To do: The records are to be restated in their entirety, word for word.

"""

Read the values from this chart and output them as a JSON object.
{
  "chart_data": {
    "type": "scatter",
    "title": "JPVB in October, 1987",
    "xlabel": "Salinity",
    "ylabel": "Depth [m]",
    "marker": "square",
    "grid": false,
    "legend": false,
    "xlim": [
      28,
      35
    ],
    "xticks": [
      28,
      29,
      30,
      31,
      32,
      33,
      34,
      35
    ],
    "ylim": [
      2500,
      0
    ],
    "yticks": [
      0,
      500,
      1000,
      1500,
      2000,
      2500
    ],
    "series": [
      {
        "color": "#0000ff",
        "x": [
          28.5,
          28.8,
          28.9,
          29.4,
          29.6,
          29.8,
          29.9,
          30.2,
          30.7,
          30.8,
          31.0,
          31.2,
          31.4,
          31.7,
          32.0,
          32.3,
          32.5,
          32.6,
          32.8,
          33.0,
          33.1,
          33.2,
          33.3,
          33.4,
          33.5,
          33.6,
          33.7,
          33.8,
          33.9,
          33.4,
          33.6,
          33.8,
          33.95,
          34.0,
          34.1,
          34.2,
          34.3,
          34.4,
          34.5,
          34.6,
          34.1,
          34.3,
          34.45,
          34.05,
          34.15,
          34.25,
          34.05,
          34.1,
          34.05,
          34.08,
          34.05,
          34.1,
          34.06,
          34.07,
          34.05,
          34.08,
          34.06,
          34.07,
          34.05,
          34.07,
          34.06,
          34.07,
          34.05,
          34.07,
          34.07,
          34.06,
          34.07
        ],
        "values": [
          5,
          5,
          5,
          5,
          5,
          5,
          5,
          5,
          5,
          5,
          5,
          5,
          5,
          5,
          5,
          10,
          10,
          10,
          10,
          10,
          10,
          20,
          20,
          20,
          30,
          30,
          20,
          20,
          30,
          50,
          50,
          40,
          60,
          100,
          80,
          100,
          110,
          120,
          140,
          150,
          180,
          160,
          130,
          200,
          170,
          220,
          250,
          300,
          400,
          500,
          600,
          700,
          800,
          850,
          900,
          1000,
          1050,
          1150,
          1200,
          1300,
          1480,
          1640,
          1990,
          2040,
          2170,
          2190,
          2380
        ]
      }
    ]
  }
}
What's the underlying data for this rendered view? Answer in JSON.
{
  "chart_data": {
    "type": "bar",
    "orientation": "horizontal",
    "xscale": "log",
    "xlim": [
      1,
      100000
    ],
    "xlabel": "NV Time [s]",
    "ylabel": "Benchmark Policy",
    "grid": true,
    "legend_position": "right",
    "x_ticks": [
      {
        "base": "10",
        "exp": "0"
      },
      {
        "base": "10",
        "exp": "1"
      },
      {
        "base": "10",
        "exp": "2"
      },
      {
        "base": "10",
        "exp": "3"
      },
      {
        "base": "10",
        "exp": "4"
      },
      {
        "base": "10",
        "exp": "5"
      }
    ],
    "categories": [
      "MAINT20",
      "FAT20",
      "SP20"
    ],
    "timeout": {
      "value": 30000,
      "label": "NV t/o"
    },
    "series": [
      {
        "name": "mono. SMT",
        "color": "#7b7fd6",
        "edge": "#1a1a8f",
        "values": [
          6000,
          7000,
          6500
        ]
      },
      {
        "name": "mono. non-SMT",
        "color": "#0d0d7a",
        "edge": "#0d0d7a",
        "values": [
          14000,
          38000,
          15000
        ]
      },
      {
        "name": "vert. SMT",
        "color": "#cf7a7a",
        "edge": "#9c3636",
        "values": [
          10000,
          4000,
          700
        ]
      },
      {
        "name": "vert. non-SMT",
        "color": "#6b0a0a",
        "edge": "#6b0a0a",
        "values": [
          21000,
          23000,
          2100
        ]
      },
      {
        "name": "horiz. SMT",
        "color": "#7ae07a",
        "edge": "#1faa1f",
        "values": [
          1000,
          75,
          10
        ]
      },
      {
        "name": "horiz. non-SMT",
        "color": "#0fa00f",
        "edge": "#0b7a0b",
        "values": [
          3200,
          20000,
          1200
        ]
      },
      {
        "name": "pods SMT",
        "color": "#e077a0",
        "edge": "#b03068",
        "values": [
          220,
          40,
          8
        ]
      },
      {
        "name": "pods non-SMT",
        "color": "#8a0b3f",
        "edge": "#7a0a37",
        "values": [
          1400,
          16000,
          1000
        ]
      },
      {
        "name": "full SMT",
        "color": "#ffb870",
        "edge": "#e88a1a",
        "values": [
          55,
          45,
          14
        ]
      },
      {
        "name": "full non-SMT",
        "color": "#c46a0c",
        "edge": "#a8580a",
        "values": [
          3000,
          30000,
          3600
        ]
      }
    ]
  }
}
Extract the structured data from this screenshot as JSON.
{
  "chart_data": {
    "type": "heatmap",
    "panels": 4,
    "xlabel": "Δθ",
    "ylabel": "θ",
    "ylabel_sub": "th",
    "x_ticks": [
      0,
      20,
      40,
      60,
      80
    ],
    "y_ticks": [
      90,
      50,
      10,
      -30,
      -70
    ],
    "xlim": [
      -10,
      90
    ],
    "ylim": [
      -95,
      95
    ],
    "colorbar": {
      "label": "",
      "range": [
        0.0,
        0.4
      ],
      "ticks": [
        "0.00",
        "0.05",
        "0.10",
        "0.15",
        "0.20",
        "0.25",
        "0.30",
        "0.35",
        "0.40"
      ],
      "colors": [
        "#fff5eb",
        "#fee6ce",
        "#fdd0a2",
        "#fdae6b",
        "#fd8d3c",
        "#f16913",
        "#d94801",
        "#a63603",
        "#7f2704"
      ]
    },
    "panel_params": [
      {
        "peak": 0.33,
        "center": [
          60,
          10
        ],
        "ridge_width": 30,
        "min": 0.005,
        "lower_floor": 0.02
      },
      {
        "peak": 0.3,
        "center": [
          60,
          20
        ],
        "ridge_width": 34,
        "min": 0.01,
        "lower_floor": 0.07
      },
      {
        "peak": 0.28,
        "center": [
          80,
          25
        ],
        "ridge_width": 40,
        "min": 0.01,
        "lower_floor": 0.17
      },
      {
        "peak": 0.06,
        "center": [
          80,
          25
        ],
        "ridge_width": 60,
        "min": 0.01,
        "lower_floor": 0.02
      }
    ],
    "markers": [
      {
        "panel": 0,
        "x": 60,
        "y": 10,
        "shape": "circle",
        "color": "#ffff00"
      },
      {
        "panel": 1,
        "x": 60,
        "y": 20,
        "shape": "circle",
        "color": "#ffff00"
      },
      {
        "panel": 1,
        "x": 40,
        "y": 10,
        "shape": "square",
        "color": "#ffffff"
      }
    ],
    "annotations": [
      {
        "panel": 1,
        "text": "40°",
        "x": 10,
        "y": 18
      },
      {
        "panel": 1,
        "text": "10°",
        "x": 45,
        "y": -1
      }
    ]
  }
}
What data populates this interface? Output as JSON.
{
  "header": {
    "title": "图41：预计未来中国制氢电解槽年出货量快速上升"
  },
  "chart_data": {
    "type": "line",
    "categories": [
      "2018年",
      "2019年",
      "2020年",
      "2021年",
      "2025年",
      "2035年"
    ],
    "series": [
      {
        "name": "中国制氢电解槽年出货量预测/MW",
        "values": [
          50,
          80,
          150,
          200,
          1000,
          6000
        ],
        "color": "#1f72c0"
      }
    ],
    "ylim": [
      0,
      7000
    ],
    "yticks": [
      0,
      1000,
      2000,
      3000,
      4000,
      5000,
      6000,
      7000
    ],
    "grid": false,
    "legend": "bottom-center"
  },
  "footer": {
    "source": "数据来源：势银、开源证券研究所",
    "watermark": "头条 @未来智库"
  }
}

"""

Right answer:
Read the values from this chart and output them as a JSON object.
{
  "chart_data": {
    "type": "scatter",
    "title": "JPVB in October, 1987",
    "xlabel": "Salinity",
    "ylabel": "Depth [m]",
    "marker": "square",
    "grid": false,
    "legend": false,
    "xlim": [
      28,
      35
    ],
    "xticks": [
      28,
      29,
      30,
      31,
      32,
      33,
      34,
      35
    ],
    "ylim": [
      2500,
      0
    ],
    "yticks": [
      0,
      500,
      1000,
      1500,
      2000,
      2500
    ],
    "series": [
      {
        "color": "#0000ff",
        "x": [
          28.5,
          28.8,
          28.9,
          29.4,
          29.6,
          29.8,
          29.9,
          30.2,
          30.7,
          30.8,
          31.0,
          31.2,
          31.4,
          31.7,
          32.0,
          32.3,
          32.5,
          32.6,
          32.8,
          33.0,
          33.1,
          33.2,
          33.3,
          33.4,
          33.5,
          33.6,
          33.7,
          33.8,
          33.9,
          33.4,
          33.6,
          33.8,
          33.95,
          34.0,
          34.1,
          34.2,
          34.3,
          34.4,
          34.5,
          34.6,
          34.1,
          34.3,
          34.45,
          34.05,
          34.15,
          34.25,
          34.05,
          34.1,
          34.05,
          34.08,
          34.05,
          34.1,
          34.06,
          34.07,
          34.05,
          34.08,
          34.06,
          34.07,
          34.05,
          34.07,
          34.06,
          34.07,
          34.05,
          34.07,
          34.07,
          34.06,
          34.07
        ],
        "values": [
          5,
          5,
          5,
          5,
          5,
          5,
          5,
          5,
          5,
          5,
          5,
          5,
          5,
          5,
          5,
          10,
          10,
          10,
          10,
          10,
          10,
          20,
          20,
          20,
          30,
          30,
          20,
          20,
          30,
          50,
          50,
          40,
          60,
          100,
          80,
          100,
          110,
          120,
          140,
          150,
          180,
          160,
          130,
          200,
          170,
          220,
          250,
          300,
          400,
          500,
          600,
          700,
          800,
          850,
          900,
          1000,
          1050,
          1150,
          1200,
          1300,
          1480,
          1640,
          1990,
          2040,
          2170,
          2190,
          2380
        ]
      }
    ]
  }
}
What's the underlying data for this rendered view? Answer in JSON.
{
  "chart_data": {
    "type": "bar",
    "orientation": "horizontal",
    "xscale": "log",
    "xlim": [
      1,
      100000
    ],
    "xlabel": "NV Time [s]",
    "ylabel": "Benchmark Policy",
    "grid": true,
    "legend_position": "right",
    "x_ticks": [
      {
        "base": "10",
        "exp": "0"
      },
      {
        "base": "10",
        "exp": "1"
      },
      {
        "base": "10",
        "exp": "2"
      },
      {
        "base": "10",
        "exp": "3"
      },
      {
        "base": "10",
        "exp": "4"
      },
      {
        "base": "10",
        "exp": "5"
      }
    ],
    "categories": [
      "MAINT20",
      "FAT20",
      "SP20"
    ],
    "timeout": {
      "value": 30000,
      "label": "NV t/o"
    },
    "series": [
      {
        "name": "mono. SMT",
        "color": "#7b7fd6",
        "edge": "#1a1a8f",
        "values": [
          6000,
          7000,
          6500
        ]
      },
      {
        "name": "mono. non-SMT",
        "color": "#0d0d7a",
        "edge": "#0d0d7a",
        "values": [
          14000,
          38000,
          15000
        ]
      },
      {
        "name": "vert. SMT",
        "color": "#cf7a7a",
        "edge": "#9c3636",
        "values": [
          10000,
          4000,
          700
        ]
      },
      {
        "name": "vert. non-SMT",
        "color": "#6b0a0a",
        "edge": "#6b0a0a",
        "values": [
          21000,
          23000,
          2100
        ]
      },
      {
        "name": "horiz. SMT",
        "color": "#7ae07a",
        "edge": "#1faa1f",
        "values": [
          1000,
          75,
          10
        ]
      },
      {
        "name": "horiz. non-SMT",
        "color": "#0fa00f",
        "edge": "#0b7a0b",
        "values": [
          3200,
          20000,
          1200
        ]
      },
      {
        "name": "pods SMT",
        "color": "#e077a0",
        "edge": "#b03068",
        "values": [
          220,
          40,
          8
        ]
      },
      {
        "name": "pods non-SMT",
        "color": "#8a0b3f",
        "edge": "#7a0a37",
        "values": [
          1400,
          16000,
          1000
        ]
      },
      {
        "name": "full SMT",
        "color": "#ffb870",
        "edge": "#e88a1a",
        "values": [
          55,
          45,
          14
        ]
      },
      {
        "name": "full non-SMT",
        "color": "#c46a0c",
        "edge": "#a8580a",
        "values": [
          3000,
          30000,
          3600
        ]
      }
    ]
  }
}
Extract the structured data from this screenshot as JSON.
{
  "chart_data": {
    "type": "heatmap",
    "panels": 4,
    "xlabel": "Δθ",
    "ylabel": "θ",
    "ylabel_sub": "th",
    "x_ticks": [
      0,
      20,
      40,
      60,
      80
    ],
    "y_ticks": [
      90,
      50,
      10,
      -30,
      -70
    ],
    "xlim": [
      -10,
      90
    ],
    "ylim": [
      -95,
      95
    ],
    "colorbar": {
      "label": "",
      "range": [
        0.0,
        0.4
      ],
      "ticks": [
        "0.00",
        "0.05",
        "0.10",
        "0.15",
        "0.20",
        "0.25",
        "0.30",
        "0.35",
        "0.40"
      ],
      "colors": [
        "#fff5eb",
        "#fee6ce",
        "#fdd0a2",
        "#fdae6b",
        "#fd8d3c",
        "#f16913",
        "#d94801",
        "#a63603",
        "#7f2704"
      ]
    },
    "panel_params": [
      {
        "peak": 0.33,
        "center": [
          60,
          10
        ],
        "ridge_width": 30,
        "min": 0.005,
        "lower_floor": 0.02
      },
      {
        "peak": 0.3,
        "center": [
          60,
          20
        ],
        "ridge_width": 34,
        "min": 0.01,
        "lower_floor": 0.07
      },
      {
        "peak": 0.28,
        "center": [
          80,
          25
        ],
        "ridge_width": 40,
        "min": 0.01,
        "lower_floor": 0.17
      },
      {
        "peak": 0.06,
        "center": [
          80,
          25
        ],
        "ridge_width": 60,
        "min": 0.01,
        "lower_floor": 0.02
      }
    ],
    "markers": [
      {
        "panel": 0,
        "x": 60,
        "y": 10,
        "shape": "circle",
        "color": "#ffff00"
      },
      {
        "panel": 1,
        "x": 60,
        "y": 20,
        "shape": "circle",
        "color": "#ffff00"
      },
      {
        "panel": 1,
        "x": 40,
        "y": 10,
        "shape": "square",
        "color": "#ffffff"
      }
    ],
    "annotations": [
      {
        "panel": 1,
        "text": "40°",
        "x": 10,
        "y": 18
      },
      {
        "panel": 1,
        "text": "10°",
        "x": 45,
        "y": -1
      }
    ]
  }
}
What data populates this interface? Output as JSON.
{
  "header": {
    "title": "图41：预计未来中国制氢电解槽年出货量快速上升"
  },
  "chart_data": {
    "type": "line",
    "categories": [
      "2018年",
      "2019年",
      "2020年",
      "2021年",
      "2025年",
      "2035年"
    ],
    "series": [
      {
        "name": "中国制氢电解槽年出货量预测/MW",
        "values": [
          50,
          80,
          150,
          200,
          1000,
          6000
        ],
        "color": "#1f72c0"
      }
    ],
    "ylim": [
      0,
      7000
    ],
    "yticks": [
      0,
      1000,
      2000,
      3000,
      4000,
      5000,
      6000,
      7000
    ],
    "grid": false,
    "legend": "bottom-center"
  },
  "footer": {
    "source": "数据来源：势银、开源证券研究所",
    "watermark": "头条 @未来智库"
  }
}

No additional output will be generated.